=== What you have to do ===
Retype every entry in its entirety, without alteration.

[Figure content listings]
----------
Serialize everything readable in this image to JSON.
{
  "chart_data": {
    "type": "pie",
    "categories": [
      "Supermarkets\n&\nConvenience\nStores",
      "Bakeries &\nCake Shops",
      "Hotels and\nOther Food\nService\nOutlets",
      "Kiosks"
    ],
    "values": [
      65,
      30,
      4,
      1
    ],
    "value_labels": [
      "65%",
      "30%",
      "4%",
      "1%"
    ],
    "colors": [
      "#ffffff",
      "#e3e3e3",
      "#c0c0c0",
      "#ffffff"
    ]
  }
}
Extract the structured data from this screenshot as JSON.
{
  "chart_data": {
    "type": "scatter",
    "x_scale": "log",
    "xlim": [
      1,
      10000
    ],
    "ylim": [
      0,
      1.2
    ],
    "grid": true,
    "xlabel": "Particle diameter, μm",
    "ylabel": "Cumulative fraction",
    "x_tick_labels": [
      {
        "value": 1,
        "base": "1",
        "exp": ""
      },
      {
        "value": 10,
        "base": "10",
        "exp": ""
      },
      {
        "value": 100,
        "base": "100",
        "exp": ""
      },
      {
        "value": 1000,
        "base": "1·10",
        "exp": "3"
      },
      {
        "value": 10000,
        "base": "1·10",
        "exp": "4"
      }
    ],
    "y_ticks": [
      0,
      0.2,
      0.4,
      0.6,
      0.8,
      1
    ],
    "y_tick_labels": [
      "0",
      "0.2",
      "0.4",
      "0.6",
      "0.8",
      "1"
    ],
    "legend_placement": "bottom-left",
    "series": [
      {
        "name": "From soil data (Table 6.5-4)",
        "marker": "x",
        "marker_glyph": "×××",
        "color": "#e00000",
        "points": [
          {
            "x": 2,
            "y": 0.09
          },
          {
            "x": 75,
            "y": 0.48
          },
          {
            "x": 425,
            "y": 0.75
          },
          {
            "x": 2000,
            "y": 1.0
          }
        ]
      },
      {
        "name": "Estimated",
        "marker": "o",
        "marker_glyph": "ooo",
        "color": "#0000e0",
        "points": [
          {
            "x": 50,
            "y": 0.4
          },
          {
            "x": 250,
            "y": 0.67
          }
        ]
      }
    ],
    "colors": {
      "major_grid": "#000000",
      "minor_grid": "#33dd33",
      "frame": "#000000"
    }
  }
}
----------
=== Written answer ===
Serialize everything readable in this image to JSON.
{
  "chart_data": {
    "type": "pie",
    "categories": [
      "Supermarkets\n&\nConvenience\nStores",
      "Bakeries &\nCake Shops",
      "Hotels and\nOther Food\nService\nOutlets",
      "Kiosks"
    ],
    "values": [
      65,
      30,
      4,
      1
    ],
    "value_labels": [
      "65%",
      "30%",
      "4%",
      "1%"
    ],
    "colors": [
      "#ffffff",
      "#e3e3e3",
      "#c0c0c0",
      "#ffffff"
    ]
  }
}
Extract the structured data from this screenshot as JSON.
{
  "chart_data": {
    "type": "scatter",
    "x_scale": "log",
    "xlim": [
      1,
      10000
    ],
    "ylim": [
      0,
      1.2
    ],
    "grid": true,
    "xlabel": "Particle diameter, μm",
    "ylabel": "Cumulative fraction",
    "x_tick_labels": [
      {
        "value": 1,
        "base": "1",
        "exp": ""
      },
      {
        "value": 10,
        "base": "10",
        "exp": ""
      },
      {
        "value": 100,
        "base": "100",
        "exp": ""
      },
      {
        "value": 1000,
        "base": "1·10",
        "exp": "3"
      },
      {
        "value": 10000,
        "base": "1·10",
        "exp": "4"
      }
    ],
    "y_ticks": [
      0,
      0.2,
      0.4,
      0.6,
      0.8,
      1
    ],
    "y_tick_labels": [
      "0",
      "0.2",
      "0.4",
      "0.6",
      "0.8",
      "1"
    ],
    "legend_placement": "bottom-left",
    "series": [
      {
        "name": "From soil data (Table 6.5-4)",
        "marker": "x",
        "marker_glyph": "×××",
        "color": "#e00000",
        "points": [
          {
            "x": 2,
            "y": 0.09
          },
          {
            "x": 75,
            "y": 0.48
          },
          {
            "x": 425,
            "y": 0.75
          },
          {
            "x": 2000,
            "y": 1.0
          }
        ]
      },
      {
        "name": "Estimated",
        "marker": "o",
        "marker_glyph": "ooo",
        "color": "#0000e0",
        "points": [
          {
            "x": 50,
            "y": 0.4
          },
          {
            "x": 250,
            "y": 0.67
          }
        ]
      }
    ],
    "colors": {
      "major_grid": "#000000",
      "minor_grid": "#33dd33",
      "frame": "#000000"
    }
  }
}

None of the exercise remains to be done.